## Exercise task
Records follow. Select each line holding "Pressure".

## Record excerpts
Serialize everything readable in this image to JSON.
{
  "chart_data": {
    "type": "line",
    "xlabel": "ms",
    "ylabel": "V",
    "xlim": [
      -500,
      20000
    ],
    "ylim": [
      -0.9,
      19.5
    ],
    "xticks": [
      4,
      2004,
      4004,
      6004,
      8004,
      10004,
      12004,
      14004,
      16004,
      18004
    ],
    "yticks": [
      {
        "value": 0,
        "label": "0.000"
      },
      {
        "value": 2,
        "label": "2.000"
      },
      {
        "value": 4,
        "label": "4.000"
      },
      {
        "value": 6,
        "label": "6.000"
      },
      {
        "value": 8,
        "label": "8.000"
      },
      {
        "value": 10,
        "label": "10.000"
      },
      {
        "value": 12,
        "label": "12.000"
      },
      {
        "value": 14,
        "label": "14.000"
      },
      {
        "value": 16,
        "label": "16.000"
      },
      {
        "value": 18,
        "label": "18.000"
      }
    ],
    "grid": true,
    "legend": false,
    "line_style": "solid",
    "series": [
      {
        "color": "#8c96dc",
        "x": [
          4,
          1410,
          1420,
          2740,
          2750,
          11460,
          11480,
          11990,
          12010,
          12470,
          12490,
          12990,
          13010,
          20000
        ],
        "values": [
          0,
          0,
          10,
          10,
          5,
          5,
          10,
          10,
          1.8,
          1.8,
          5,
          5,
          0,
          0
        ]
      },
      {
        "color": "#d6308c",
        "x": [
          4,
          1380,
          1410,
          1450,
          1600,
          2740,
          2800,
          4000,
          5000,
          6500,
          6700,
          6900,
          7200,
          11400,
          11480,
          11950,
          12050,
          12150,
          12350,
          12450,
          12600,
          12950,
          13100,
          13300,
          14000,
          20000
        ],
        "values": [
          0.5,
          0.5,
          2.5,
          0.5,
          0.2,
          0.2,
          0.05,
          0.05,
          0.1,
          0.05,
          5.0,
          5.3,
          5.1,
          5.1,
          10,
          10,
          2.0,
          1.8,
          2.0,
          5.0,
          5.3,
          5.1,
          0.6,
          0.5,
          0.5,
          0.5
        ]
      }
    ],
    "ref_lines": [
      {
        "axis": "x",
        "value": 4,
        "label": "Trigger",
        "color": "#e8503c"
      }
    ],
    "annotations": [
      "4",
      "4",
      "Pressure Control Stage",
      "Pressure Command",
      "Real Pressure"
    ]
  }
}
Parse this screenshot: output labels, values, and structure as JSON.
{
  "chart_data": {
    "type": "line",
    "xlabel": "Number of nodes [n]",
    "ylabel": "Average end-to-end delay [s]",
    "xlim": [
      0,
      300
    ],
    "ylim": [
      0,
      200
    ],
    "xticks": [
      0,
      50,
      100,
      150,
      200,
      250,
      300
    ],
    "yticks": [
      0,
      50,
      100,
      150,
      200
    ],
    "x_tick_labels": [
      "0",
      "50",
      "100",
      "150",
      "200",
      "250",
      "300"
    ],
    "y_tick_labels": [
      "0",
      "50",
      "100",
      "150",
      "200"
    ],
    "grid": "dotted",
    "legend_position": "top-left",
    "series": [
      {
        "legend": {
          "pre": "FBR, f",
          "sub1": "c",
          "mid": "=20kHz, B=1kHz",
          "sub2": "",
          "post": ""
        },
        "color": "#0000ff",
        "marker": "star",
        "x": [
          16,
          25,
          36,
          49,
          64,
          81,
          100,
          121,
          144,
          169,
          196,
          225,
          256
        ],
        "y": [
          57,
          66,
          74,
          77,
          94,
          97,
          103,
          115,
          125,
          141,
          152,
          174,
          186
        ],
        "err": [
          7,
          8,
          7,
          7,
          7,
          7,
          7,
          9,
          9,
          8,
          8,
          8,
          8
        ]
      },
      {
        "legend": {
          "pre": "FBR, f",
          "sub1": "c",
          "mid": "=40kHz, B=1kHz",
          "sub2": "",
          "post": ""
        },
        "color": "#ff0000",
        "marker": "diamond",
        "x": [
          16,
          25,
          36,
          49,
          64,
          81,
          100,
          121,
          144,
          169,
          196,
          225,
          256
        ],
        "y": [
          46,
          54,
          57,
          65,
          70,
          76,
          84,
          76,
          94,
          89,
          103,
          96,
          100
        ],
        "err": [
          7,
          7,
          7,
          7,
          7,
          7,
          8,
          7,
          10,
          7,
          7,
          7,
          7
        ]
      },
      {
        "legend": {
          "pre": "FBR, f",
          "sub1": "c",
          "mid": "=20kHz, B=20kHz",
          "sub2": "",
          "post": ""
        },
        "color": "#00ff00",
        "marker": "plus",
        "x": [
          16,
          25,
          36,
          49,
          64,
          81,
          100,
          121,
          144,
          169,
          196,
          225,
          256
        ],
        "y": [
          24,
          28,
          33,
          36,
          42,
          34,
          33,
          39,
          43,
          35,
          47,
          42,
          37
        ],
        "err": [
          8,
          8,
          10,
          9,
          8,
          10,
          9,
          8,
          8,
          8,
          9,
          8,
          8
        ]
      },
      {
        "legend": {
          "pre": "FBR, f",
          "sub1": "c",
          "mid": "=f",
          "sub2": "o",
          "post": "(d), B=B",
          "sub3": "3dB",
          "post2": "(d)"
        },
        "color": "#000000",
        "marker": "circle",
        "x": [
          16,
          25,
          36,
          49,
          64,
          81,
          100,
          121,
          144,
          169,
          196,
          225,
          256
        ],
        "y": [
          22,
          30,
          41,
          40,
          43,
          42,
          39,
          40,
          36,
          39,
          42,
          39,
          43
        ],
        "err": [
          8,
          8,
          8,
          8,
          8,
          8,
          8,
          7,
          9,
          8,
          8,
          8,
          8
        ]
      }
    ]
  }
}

## Solution for this task
      "Pressure Control Stage",
      "Pressure Command",
      "Real Pressure"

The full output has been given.